TASK STATEMENT: Transcribe word for word each line from the one containing "Extract the structured" to the final line of the data, both included. Skip the pictures.
###
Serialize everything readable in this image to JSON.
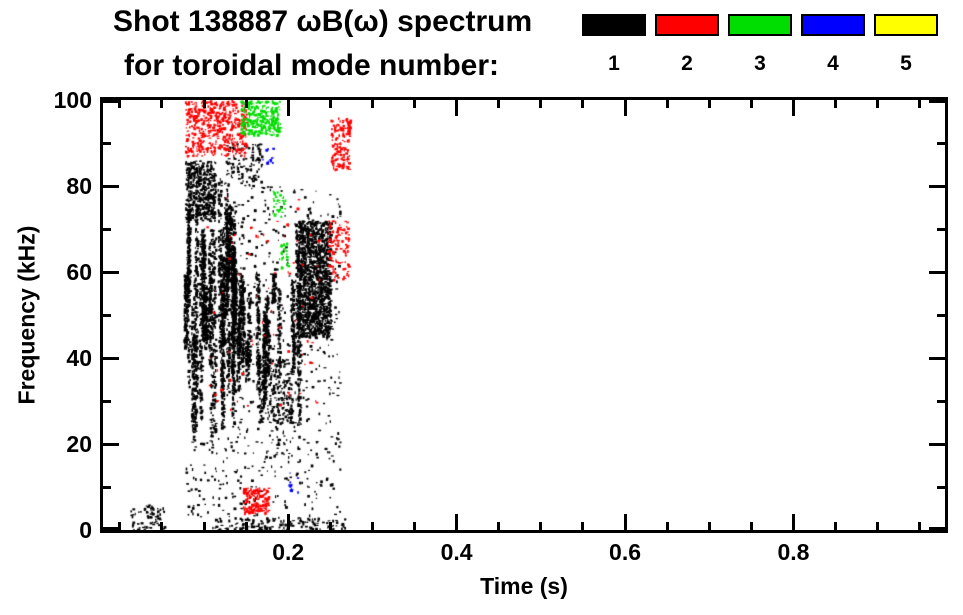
{
  "titles": {
    "line1": "Shot 138887 ωB(ω) spectrum",
    "line2": "for toroidal mode number:"
  },
  "legend": {
    "modes": [
      {
        "label": "1",
        "color": "#000000"
      },
      {
        "label": "2",
        "color": "#ff0000"
      },
      {
        "label": "3",
        "color": "#00dd00"
      },
      {
        "label": "4",
        "color": "#0000ff"
      },
      {
        "label": "5",
        "color": "#ffff00"
      }
    ]
  },
  "chart_data": {
    "type": "scatter",
    "title": "Shot 138887 ωB(ω) spectrum for toroidal mode number: 1 2 3 4 5",
    "xlabel": "Time (s)",
    "ylabel": "Frequency (kHz)",
    "xlim": [
      -0.02,
      0.98
    ],
    "ylim": [
      0,
      100
    ],
    "x_major_ticks": [
      0.2,
      0.4,
      0.6,
      0.8
    ],
    "x_tick_labels": [
      "0.2",
      "0.4",
      "0.6",
      "0.8"
    ],
    "x_minor_ticks": [
      0.0,
      0.05,
      0.1,
      0.15,
      0.25,
      0.3,
      0.35,
      0.45,
      0.5,
      0.55,
      0.65,
      0.7,
      0.75,
      0.85,
      0.9,
      0.95
    ],
    "y_major_ticks": [
      0,
      20,
      40,
      60,
      80,
      100
    ],
    "y_tick_labels": [
      "0",
      "20",
      "40",
      "60",
      "80",
      "100"
    ],
    "y_minor_ticks": [
      10,
      30,
      50,
      70,
      90
    ],
    "grid": false,
    "legend_position": "top-right",
    "clusters": [
      {
        "mode": 1,
        "color": "#000000",
        "type": "vstreaks",
        "t": [
          0.077,
          0.137
        ],
        "f": [
          20,
          88
        ],
        "streaks": 26,
        "pts": 110,
        "flen": [
          12,
          55
        ]
      },
      {
        "mode": 1,
        "color": "#000000",
        "type": "vstreaks",
        "t": [
          0.137,
          0.214
        ],
        "f": [
          24,
          68
        ],
        "streaks": 20,
        "pts": 60,
        "flen": [
          6,
          28
        ]
      },
      {
        "mode": 1,
        "color": "#000000",
        "type": "speckle",
        "t": [
          0.012,
          0.054
        ],
        "f": [
          0,
          6
        ],
        "n": 80
      },
      {
        "mode": 1,
        "color": "#000000",
        "type": "speckle",
        "t": [
          0.077,
          0.113
        ],
        "f": [
          72,
          86
        ],
        "n": 450
      },
      {
        "mode": 1,
        "color": "#000000",
        "type": "speckle",
        "t": [
          0.125,
          0.168
        ],
        "f": [
          80,
          90
        ],
        "n": 120
      },
      {
        "mode": 1,
        "color": "#000000",
        "type": "speckle",
        "t": [
          0.208,
          0.25
        ],
        "f": [
          45,
          72
        ],
        "n": 1500
      },
      {
        "mode": 1,
        "color": "#000000",
        "type": "speckle",
        "t": [
          0.139,
          0.261
        ],
        "f": [
          20,
          80
        ],
        "n": 400
      },
      {
        "mode": 1,
        "color": "#000000",
        "type": "speckle",
        "t": [
          0.077,
          0.261
        ],
        "f": [
          3,
          22
        ],
        "n": 200
      },
      {
        "mode": 1,
        "color": "#000000",
        "type": "speckle",
        "t": [
          0.107,
          0.267
        ],
        "f": [
          0,
          3
        ],
        "n": 150
      },
      {
        "mode": 1,
        "color": "#000000",
        "type": "speckle",
        "t": [
          0.164,
          0.204
        ],
        "f": [
          25,
          40
        ],
        "n": 260
      },
      {
        "mode": 2,
        "color": "#ff0000",
        "type": "speckle",
        "t": [
          0.077,
          0.15
        ],
        "f": [
          87,
          100
        ],
        "n": 520
      },
      {
        "mode": 2,
        "color": "#ff0000",
        "type": "speckle",
        "t": [
          0.25,
          0.273
        ],
        "f": [
          84,
          96
        ],
        "n": 150
      },
      {
        "mode": 2,
        "color": "#ff0000",
        "type": "speckle",
        "t": [
          0.247,
          0.271
        ],
        "f": [
          58,
          72
        ],
        "n": 110
      },
      {
        "mode": 2,
        "color": "#ff0000",
        "type": "speckle",
        "t": [
          0.146,
          0.176
        ],
        "f": [
          4,
          10
        ],
        "n": 170
      },
      {
        "mode": 2,
        "color": "#ff0000",
        "type": "speckle",
        "t": [
          0.1,
          0.238
        ],
        "f": [
          28,
          78
        ],
        "n": 70
      },
      {
        "mode": 3,
        "color": "#00dd00",
        "type": "speckle",
        "t": [
          0.143,
          0.19
        ],
        "f": [
          92,
          100
        ],
        "n": 300
      },
      {
        "mode": 3,
        "color": "#00dd00",
        "type": "speckle",
        "t": [
          0.181,
          0.196
        ],
        "f": [
          73,
          79
        ],
        "n": 35
      },
      {
        "mode": 3,
        "color": "#00dd00",
        "type": "speckle",
        "t": [
          0.188,
          0.2
        ],
        "f": [
          61,
          67
        ],
        "n": 25
      },
      {
        "mode": 4,
        "color": "#0000ff",
        "type": "speckle",
        "t": [
          0.169,
          0.181
        ],
        "f": [
          85,
          89
        ],
        "n": 10
      },
      {
        "mode": 4,
        "color": "#0000ff",
        "type": "speckle",
        "t": [
          0.2,
          0.214
        ],
        "f": [
          9,
          14
        ],
        "n": 12
      }
    ]
  }
}
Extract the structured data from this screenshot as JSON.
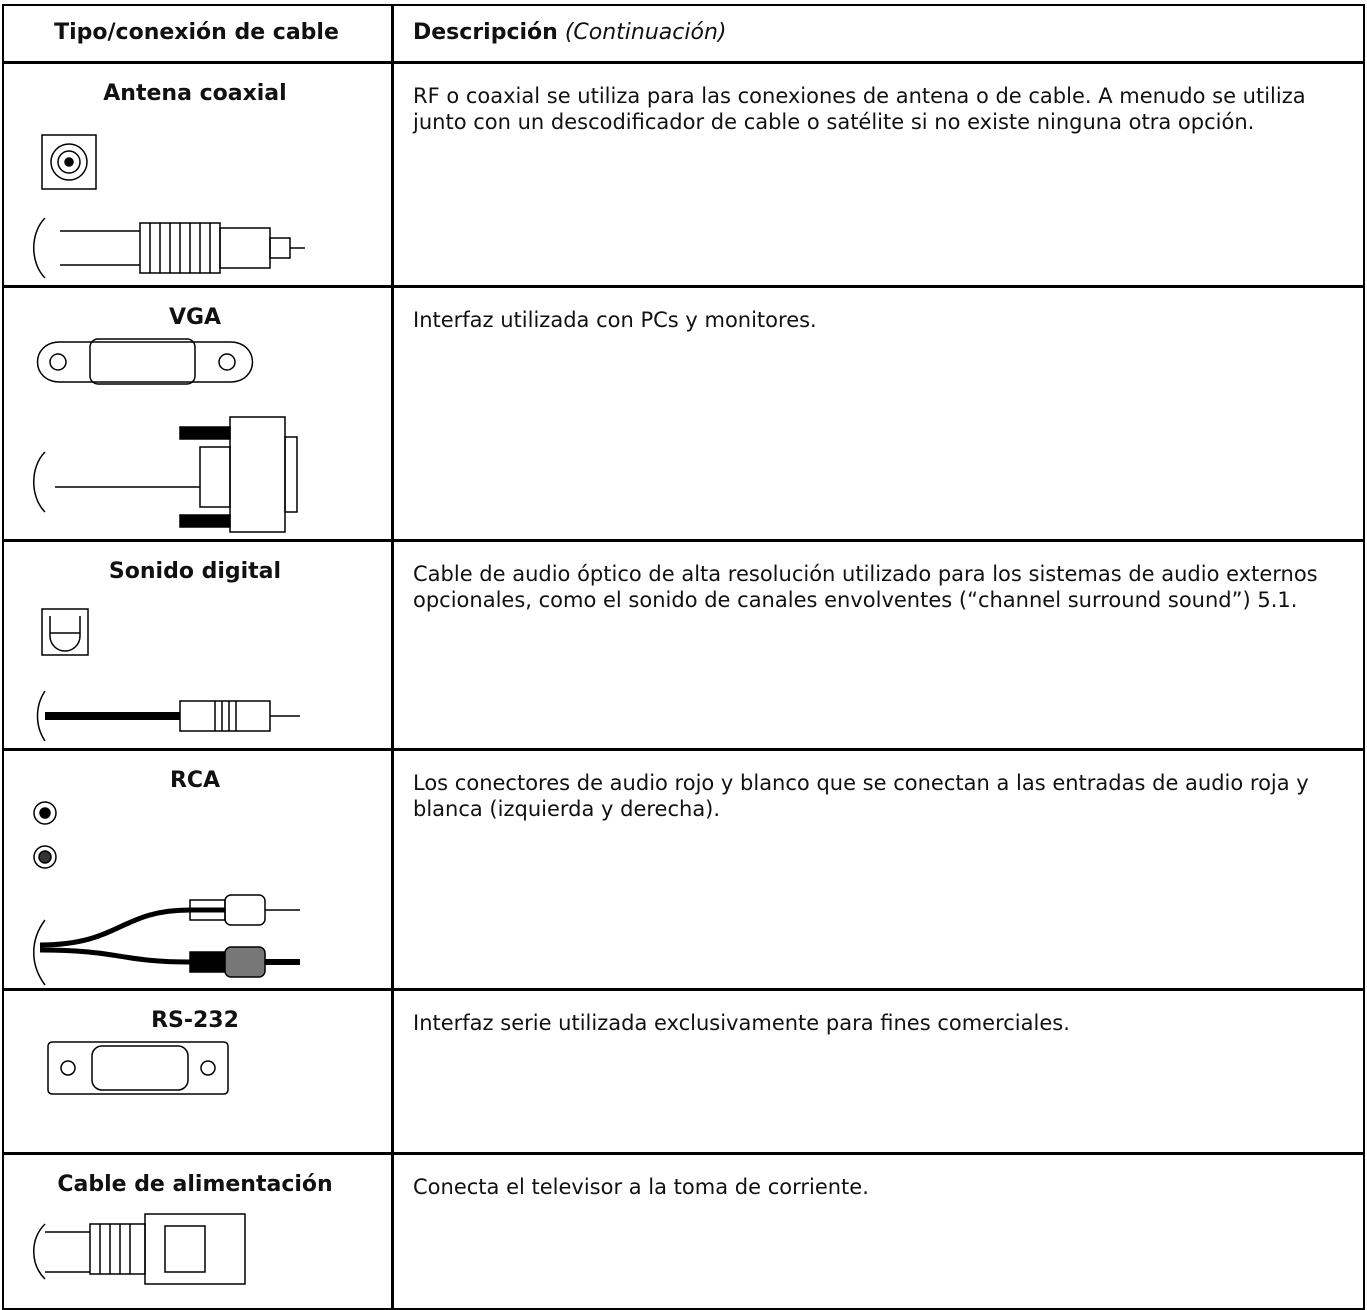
{
  "header": {
    "col1": "Tipo/conexión de cable",
    "col2": "Descripción",
    "col2_note": "(Continuación)"
  },
  "rows": [
    {
      "type": "Antena coaxial",
      "description": "RF o coaxial se utiliza para las conexiones de antena o de cable. A menudo se utiliza junto con un descodificador de cable o satélite si no existe ninguna otra opción."
    },
    {
      "type": "VGA",
      "description": "Interfaz utilizada con PCs y monitores."
    },
    {
      "type": "Sonido digital",
      "description": "Cable de audio óptico de alta resolución utilizado para los sistemas de audio externos opcionales, como el sonido de canales envolventes (“channel surround sound”) 5.1."
    },
    {
      "type": "RCA",
      "description": "Los conectores de audio rojo y blanco que se conectan a las entradas de audio roja y blanca (izquierda y derecha)."
    },
    {
      "type": "RS-232",
      "description": "Interfaz serie utilizada exclusivamente para fines comerciales."
    },
    {
      "type": "Cable de alimentación",
      "description": "Conecta el televisor a la toma de corriente."
    }
  ]
}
###
EXERCISE RESULT:
Extract the structured data from this screenshot as JSON.
{
  "header": {
    "col1": "Tipo/conexión de cable",
    "col2": "Descripción",
    "col2_note": "(Continuación)"
  },
  "rows": [
    {
      "type": "Antena coaxial",
      "description": "RF o coaxial se utiliza para las conexiones de antena o de cable. A menudo se utiliza junto con un descodificador de cable o satélite si no existe ninguna otra opción."
    },
    {
      "type": "VGA",
      "description": "Interfaz utilizada con PCs y monitores."
    },
    {
      "type": "Sonido digital",
      "description": "Cable de audio óptico de alta resolución utilizado para los sistemas de audio externos opcionales, como el sonido de canales envolventes (“channel surround sound”) 5.1."
    },
    {
      "type": "RCA",
      "description": "Los conectores de audio rojo y blanco que se conectan a las entradas de audio roja y blanca (izquierda y derecha)."
    },
    {
      "type": "RS-232",
      "description": "Interfaz serie utilizada exclusivamente para fines comerciales."
    },
    {
      "type": "Cable de alimentación",
      "description": "Conecta el televisor a la toma de corriente."
    }
  ]
}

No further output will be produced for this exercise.